__Task description__: Output each entry that follows exactly. Images stay out.

A run of records
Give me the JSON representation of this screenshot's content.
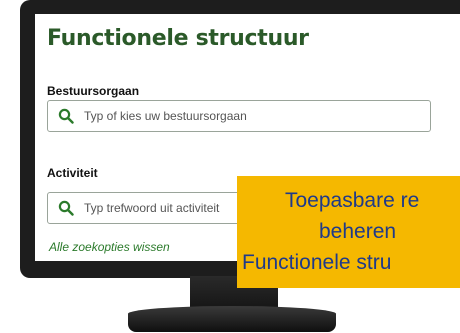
{
  "page": {
    "title": "Functionele structuur"
  },
  "bestuursorgaan": {
    "label": "Bestuursorgaan",
    "placeholder": "Typ of kies uw bestuursorgaan"
  },
  "activiteit": {
    "label": "Activiteit",
    "placeholder": "Typ trefwoord uit activiteit"
  },
  "clear_link": "Alle zoekopties wissen",
  "callout": {
    "lines": [
      "Toepasbare re",
      "beheren",
      "Functionele stru"
    ]
  },
  "colors": {
    "title_green": "#2b5a29",
    "icon_green": "#2b7a2b",
    "callout_bg": "#f5b800",
    "callout_text": "#1f3a8a"
  },
  "icons": {
    "search": "search-icon"
  }
}
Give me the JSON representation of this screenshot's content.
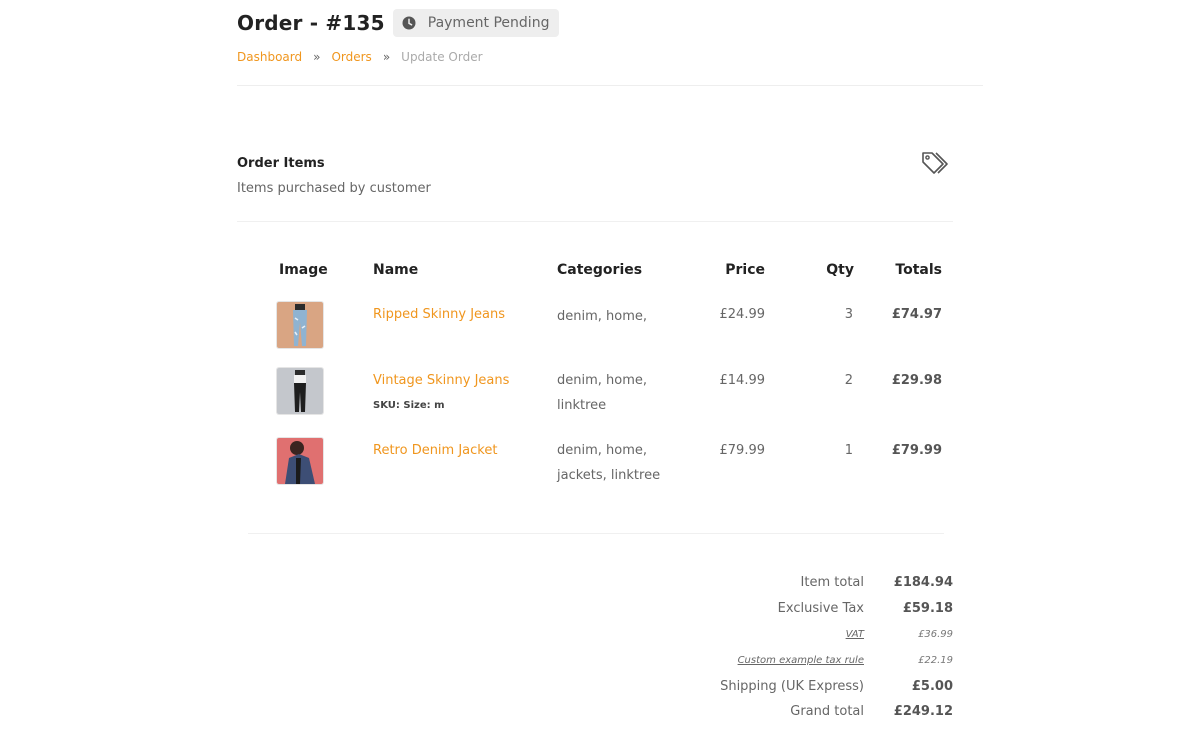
{
  "header": {
    "title": "Order - #135",
    "status": "Payment Pending"
  },
  "breadcrumb": {
    "items": [
      "Dashboard",
      "Orders"
    ],
    "separator": "»",
    "current": "Update Order"
  },
  "section": {
    "title": "Order Items",
    "subtitle": "Items purchased by customer",
    "icon": "tags-icon"
  },
  "table": {
    "columns": {
      "image": "Image",
      "name": "Name",
      "categories": "Categories",
      "price": "Price",
      "qty": "Qty",
      "totals": "Totals"
    },
    "rows": [
      {
        "name": "Ripped Skinny Jeans",
        "sku": "",
        "categories": "denim, home,",
        "price": "£24.99",
        "qty": "3",
        "total": "£74.97",
        "thumb_bg": "#d9a583"
      },
      {
        "name": "Vintage Skinny Jeans",
        "sku": "SKU: Size: m",
        "categories": "denim, home, linktree",
        "price": "£14.99",
        "qty": "2",
        "total": "£29.98",
        "thumb_bg": "#c4c7cc"
      },
      {
        "name": "Retro Denim Jacket",
        "sku": "",
        "categories": "denim, home, jackets, linktree",
        "price": "£79.99",
        "qty": "1",
        "total": "£79.99",
        "thumb_bg": "#e07070"
      }
    ]
  },
  "totals": {
    "item_total_label": "Item total",
    "item_total": "£184.94",
    "exclusive_tax_label": "Exclusive Tax",
    "exclusive_tax": "£59.18",
    "vat_label": "VAT",
    "vat": "£36.99",
    "custom_tax_label": "Custom example tax rule",
    "custom_tax": "£22.19",
    "shipping_label": "Shipping (UK Express)",
    "shipping": "£5.00",
    "grand_total_label": "Grand total",
    "grand_total": "£249.12"
  },
  "colors": {
    "accent": "#f0961e",
    "badge_bg": "#eeeeee"
  }
}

__Exercise solution__:
Give me the JSON representation of this screenshot's content.
{
  "page": {
    "title": "Functionele structuur"
  },
  "bestuursorgaan": {
    "label": "Bestuursorgaan",
    "placeholder": "Typ of kies uw bestuursorgaan"
  },
  "activiteit": {
    "label": "Activiteit",
    "placeholder": "Typ trefwoord uit activiteit"
  },
  "clear_link": "Alle zoekopties wissen",
  "callout": {
    "lines": [
      "Toepasbare re",
      "beheren",
      "Functionele stru"
    ]
  },
  "colors": {
    "title_green": "#2b5a29",
    "icon_green": "#2b7a2b",
    "callout_bg": "#f5b800",
    "callout_text": "#1f3a8a"
  },
  "icons": {
    "search": "search-icon"
  }
}
Give me the JSON representation of this screenshot's content.
{
  "header": {
    "title": "Order - #135",
    "status": "Payment Pending"
  },
  "breadcrumb": {
    "items": [
      "Dashboard",
      "Orders"
    ],
    "separator": "»",
    "current": "Update Order"
  },
  "section": {
    "title": "Order Items",
    "subtitle": "Items purchased by customer",
    "icon": "tags-icon"
  },
  "table": {
    "columns": {
      "image": "Image",
      "name": "Name",
      "categories": "Categories",
      "price": "Price",
      "qty": "Qty",
      "totals": "Totals"
    },
    "rows": [
      {
        "name": "Ripped Skinny Jeans",
        "sku": "",
        "categories": "denim, home,",
        "price": "£24.99",
        "qty": "3",
        "total": "£74.97",
        "thumb_bg": "#d9a583"
      },
      {
        "name": "Vintage Skinny Jeans",
        "sku": "SKU: Size: m",
        "categories": "denim, home, linktree",
        "price": "£14.99",
        "qty": "2",
        "total": "£29.98",
        "thumb_bg": "#c4c7cc"
      },
      {
        "name": "Retro Denim Jacket",
        "sku": "",
        "categories": "denim, home, jackets, linktree",
        "price": "£79.99",
        "qty": "1",
        "total": "£79.99",
        "thumb_bg": "#e07070"
      }
    ]
  },
  "totals": {
    "item_total_label": "Item total",
    "item_total": "£184.94",
    "exclusive_tax_label": "Exclusive Tax",
    "exclusive_tax": "£59.18",
    "vat_label": "VAT",
    "vat": "£36.99",
    "custom_tax_label": "Custom example tax rule",
    "custom_tax": "£22.19",
    "shipping_label": "Shipping (UK Express)",
    "shipping": "£5.00",
    "grand_total_label": "Grand total",
    "grand_total": "£249.12"
  },
  "colors": {
    "accent": "#f0961e",
    "badge_bg": "#eeeeee"
  }
}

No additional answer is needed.